> [What you should do] From the listing below, pull out the lines that hold "人道便民驿站".

++++ Records for this exercise

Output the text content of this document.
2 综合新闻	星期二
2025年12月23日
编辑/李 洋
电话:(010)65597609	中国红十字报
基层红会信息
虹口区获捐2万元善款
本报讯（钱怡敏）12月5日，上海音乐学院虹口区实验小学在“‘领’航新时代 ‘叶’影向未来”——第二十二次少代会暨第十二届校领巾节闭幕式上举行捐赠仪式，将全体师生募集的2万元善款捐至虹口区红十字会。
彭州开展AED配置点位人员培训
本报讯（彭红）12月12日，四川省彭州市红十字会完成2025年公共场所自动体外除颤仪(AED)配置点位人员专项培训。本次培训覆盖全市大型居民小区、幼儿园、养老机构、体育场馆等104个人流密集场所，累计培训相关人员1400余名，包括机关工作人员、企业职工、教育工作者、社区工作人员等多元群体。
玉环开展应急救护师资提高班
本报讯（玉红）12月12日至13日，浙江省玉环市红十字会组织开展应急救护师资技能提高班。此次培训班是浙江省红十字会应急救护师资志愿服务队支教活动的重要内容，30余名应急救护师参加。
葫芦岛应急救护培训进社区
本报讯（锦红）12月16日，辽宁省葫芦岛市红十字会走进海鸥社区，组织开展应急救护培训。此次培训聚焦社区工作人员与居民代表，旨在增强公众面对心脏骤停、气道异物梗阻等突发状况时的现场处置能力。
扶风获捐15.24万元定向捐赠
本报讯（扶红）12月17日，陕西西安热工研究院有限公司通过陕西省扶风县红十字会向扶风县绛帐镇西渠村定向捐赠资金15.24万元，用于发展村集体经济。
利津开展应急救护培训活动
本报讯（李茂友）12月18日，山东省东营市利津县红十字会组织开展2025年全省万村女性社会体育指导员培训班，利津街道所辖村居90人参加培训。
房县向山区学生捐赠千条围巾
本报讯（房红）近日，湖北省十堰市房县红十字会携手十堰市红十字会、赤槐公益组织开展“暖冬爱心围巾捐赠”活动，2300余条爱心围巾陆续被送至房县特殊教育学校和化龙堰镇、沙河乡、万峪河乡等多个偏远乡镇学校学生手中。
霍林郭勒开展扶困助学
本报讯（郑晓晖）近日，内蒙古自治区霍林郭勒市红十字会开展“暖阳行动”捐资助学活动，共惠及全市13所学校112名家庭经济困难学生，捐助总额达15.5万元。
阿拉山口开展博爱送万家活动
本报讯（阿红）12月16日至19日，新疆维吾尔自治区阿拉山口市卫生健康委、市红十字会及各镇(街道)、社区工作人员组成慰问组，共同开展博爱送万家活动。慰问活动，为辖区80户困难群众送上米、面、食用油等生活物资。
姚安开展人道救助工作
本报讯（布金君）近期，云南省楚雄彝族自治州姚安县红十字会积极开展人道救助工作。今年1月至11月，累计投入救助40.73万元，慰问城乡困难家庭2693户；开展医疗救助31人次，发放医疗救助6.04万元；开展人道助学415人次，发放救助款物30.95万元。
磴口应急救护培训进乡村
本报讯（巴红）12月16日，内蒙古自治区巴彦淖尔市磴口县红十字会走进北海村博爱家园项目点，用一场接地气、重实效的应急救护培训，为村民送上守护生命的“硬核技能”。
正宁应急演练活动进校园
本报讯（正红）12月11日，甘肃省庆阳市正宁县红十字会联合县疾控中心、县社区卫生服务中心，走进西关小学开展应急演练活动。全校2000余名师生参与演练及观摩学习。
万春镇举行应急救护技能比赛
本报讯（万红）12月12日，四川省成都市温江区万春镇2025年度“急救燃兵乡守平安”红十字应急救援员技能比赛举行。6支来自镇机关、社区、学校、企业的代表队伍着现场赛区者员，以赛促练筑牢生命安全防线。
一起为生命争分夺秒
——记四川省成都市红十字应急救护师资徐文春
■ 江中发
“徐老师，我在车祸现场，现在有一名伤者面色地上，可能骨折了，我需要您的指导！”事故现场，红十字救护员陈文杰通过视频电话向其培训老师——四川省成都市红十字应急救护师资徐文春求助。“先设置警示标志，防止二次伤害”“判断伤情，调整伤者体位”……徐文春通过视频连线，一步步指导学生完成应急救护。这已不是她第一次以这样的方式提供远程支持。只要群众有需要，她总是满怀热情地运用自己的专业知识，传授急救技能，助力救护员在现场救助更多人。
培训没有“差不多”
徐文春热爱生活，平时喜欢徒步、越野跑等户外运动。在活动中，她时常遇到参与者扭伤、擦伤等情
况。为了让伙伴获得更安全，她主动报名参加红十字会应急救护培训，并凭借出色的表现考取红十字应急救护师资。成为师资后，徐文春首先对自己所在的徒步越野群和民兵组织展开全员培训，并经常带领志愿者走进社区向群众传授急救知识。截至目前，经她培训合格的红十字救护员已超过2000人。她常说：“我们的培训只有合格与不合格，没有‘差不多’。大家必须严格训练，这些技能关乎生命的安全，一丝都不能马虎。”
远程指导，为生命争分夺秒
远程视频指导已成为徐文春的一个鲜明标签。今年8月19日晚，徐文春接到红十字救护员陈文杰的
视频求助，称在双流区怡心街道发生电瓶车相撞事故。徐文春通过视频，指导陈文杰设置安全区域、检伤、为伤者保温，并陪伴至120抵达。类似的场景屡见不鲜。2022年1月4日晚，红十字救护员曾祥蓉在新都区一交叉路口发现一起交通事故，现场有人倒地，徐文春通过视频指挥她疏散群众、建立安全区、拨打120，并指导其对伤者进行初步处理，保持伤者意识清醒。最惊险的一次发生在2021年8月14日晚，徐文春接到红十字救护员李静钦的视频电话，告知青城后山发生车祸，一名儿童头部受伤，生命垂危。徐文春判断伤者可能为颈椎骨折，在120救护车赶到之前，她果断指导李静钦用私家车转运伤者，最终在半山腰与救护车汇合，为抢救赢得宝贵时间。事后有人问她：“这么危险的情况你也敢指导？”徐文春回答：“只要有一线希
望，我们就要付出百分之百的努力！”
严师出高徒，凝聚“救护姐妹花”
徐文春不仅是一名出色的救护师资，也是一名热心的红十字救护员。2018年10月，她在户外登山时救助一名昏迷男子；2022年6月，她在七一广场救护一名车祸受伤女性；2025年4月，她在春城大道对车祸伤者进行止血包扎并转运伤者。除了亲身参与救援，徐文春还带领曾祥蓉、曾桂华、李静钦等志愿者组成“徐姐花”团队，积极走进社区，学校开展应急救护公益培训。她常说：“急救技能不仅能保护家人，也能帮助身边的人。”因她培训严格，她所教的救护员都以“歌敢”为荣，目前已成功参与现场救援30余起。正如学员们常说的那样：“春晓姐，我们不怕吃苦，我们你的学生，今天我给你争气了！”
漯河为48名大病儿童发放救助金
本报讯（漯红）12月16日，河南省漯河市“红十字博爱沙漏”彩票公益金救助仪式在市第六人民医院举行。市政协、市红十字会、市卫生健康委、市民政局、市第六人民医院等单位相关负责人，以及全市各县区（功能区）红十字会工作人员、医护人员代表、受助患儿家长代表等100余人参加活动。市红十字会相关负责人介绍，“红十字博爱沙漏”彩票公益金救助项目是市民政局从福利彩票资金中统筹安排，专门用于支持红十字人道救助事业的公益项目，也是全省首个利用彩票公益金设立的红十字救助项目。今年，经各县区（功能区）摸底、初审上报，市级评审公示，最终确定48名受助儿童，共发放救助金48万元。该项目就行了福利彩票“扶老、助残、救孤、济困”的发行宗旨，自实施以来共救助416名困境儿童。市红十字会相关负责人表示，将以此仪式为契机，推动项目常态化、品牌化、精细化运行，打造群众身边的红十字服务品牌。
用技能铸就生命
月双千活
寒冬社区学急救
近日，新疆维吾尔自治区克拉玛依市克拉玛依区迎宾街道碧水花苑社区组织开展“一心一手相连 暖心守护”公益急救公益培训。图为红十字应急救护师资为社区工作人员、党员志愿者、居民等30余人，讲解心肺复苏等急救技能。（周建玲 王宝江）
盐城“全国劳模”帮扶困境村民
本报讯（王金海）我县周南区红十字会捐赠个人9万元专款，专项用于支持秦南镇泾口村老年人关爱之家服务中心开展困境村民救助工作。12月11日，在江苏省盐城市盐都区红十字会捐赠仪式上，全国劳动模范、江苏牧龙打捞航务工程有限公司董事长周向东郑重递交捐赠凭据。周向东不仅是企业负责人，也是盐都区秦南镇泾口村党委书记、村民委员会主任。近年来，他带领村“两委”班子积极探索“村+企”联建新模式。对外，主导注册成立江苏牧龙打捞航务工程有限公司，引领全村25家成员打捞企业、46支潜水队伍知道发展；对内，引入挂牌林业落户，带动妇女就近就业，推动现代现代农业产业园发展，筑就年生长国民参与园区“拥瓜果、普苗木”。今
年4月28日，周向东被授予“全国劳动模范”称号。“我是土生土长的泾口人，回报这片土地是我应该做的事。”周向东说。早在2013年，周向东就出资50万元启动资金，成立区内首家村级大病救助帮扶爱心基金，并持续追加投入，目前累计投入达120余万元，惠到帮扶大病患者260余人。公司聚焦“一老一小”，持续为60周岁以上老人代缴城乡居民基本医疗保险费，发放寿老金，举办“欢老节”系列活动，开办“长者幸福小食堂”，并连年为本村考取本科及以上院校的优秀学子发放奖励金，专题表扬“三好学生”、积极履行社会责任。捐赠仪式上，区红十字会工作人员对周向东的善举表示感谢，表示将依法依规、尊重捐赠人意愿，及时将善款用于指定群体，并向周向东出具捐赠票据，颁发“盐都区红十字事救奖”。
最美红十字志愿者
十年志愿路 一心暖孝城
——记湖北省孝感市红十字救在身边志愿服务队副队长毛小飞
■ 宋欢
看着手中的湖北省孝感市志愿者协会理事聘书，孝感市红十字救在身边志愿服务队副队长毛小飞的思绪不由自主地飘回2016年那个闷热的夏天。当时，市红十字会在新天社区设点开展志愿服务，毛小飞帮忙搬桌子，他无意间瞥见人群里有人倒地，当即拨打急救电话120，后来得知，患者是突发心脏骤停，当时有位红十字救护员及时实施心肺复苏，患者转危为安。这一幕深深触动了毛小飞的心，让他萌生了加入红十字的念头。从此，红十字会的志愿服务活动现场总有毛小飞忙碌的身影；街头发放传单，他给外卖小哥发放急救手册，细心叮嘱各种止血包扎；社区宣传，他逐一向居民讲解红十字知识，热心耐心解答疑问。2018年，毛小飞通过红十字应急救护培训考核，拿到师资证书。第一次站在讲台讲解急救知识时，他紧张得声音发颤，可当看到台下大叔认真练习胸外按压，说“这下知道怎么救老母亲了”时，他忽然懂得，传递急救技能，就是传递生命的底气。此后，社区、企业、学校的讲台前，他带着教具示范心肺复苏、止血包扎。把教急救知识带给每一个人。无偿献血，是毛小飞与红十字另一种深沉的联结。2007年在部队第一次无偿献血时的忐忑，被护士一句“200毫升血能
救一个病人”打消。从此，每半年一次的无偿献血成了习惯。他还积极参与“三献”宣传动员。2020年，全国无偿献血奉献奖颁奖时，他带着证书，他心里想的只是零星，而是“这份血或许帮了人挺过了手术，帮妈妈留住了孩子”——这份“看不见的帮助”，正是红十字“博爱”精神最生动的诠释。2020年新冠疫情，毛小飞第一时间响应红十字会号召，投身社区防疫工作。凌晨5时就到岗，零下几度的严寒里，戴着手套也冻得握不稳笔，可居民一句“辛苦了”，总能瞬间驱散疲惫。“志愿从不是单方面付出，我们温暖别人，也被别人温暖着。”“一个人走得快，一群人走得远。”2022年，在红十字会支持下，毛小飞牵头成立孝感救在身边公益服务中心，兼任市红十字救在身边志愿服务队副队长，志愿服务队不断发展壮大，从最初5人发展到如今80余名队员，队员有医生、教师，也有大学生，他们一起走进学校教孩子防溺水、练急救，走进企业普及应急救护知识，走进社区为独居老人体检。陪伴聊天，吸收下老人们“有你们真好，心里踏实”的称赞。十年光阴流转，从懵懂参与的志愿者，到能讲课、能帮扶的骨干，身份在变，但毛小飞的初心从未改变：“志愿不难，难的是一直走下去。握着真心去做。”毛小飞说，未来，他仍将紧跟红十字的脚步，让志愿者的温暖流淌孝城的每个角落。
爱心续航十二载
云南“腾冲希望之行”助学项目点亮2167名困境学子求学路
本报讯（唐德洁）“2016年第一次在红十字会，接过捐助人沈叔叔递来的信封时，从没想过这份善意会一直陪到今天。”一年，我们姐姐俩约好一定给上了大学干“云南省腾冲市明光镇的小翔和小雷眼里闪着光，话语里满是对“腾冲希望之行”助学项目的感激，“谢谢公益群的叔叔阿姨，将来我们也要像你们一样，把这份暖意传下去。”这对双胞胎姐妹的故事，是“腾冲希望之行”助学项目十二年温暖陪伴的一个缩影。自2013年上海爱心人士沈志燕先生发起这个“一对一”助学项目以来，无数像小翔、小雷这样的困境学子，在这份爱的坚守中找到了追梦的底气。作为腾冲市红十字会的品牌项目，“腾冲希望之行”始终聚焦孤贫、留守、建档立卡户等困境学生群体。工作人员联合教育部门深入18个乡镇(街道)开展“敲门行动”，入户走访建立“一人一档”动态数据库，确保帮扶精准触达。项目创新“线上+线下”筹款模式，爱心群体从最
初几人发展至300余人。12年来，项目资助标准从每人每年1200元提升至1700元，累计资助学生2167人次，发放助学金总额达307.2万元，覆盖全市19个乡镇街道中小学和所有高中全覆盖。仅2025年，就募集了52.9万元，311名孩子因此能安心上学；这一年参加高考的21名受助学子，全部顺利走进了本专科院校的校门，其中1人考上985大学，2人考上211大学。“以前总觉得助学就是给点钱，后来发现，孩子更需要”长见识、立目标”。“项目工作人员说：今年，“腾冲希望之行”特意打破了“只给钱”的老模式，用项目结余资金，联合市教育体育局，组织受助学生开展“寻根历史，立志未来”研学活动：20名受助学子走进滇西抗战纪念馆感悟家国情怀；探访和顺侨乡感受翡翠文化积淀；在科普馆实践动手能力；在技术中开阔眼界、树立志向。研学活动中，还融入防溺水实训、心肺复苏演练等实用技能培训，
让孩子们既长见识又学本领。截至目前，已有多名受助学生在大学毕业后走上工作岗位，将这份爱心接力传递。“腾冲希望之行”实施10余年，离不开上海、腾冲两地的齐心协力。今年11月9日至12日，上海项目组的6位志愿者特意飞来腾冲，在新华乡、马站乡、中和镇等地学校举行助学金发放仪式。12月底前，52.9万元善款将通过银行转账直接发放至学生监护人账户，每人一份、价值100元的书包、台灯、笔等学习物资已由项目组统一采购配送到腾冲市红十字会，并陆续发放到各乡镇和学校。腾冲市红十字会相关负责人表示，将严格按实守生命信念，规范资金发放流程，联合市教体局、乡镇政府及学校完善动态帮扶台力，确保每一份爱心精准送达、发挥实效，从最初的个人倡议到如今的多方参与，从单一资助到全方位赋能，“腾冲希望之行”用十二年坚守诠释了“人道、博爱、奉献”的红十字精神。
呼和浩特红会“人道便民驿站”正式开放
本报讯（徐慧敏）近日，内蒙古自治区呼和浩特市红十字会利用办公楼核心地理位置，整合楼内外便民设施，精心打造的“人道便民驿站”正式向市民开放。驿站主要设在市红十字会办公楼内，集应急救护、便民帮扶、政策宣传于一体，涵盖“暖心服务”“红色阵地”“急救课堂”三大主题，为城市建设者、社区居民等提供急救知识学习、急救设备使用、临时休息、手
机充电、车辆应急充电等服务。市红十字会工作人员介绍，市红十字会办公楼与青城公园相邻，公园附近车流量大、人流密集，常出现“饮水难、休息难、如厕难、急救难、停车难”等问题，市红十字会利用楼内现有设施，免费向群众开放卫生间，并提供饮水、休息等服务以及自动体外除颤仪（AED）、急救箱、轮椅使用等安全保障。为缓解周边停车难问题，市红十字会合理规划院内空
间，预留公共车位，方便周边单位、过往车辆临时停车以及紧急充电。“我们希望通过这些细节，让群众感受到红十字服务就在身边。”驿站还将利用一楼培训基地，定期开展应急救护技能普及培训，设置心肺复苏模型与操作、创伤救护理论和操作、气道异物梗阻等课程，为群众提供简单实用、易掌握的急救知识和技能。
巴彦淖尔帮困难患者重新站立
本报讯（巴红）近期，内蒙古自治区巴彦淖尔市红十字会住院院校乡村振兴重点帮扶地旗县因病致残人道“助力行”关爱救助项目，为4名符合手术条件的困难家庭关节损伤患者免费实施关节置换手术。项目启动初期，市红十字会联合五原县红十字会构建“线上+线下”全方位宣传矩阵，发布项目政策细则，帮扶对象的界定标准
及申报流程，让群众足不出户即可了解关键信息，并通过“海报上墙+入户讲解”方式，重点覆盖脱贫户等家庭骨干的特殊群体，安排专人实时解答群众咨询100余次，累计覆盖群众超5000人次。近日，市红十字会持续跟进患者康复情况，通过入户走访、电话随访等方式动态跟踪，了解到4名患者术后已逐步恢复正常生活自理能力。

++++++++

> [Exercise solution]
呼和浩特红会“人道便民驿站”正式开放
本报讯（徐慧敏）近日，内蒙古自治区呼和浩特市红十字会利用办公楼核心地理位置，整合楼内外便民设施，精心打造的“人道便民驿站”正式向市民开放。驿站主要设在市红十字会办公楼内，集应急救护、便民帮扶、政策宣传于一体，涵盖“暖心服务”“红色阵地”“急救课堂”三大主题，为城市建设者、社区居民等提供急救知识学习、急救设备使用、临时休息、手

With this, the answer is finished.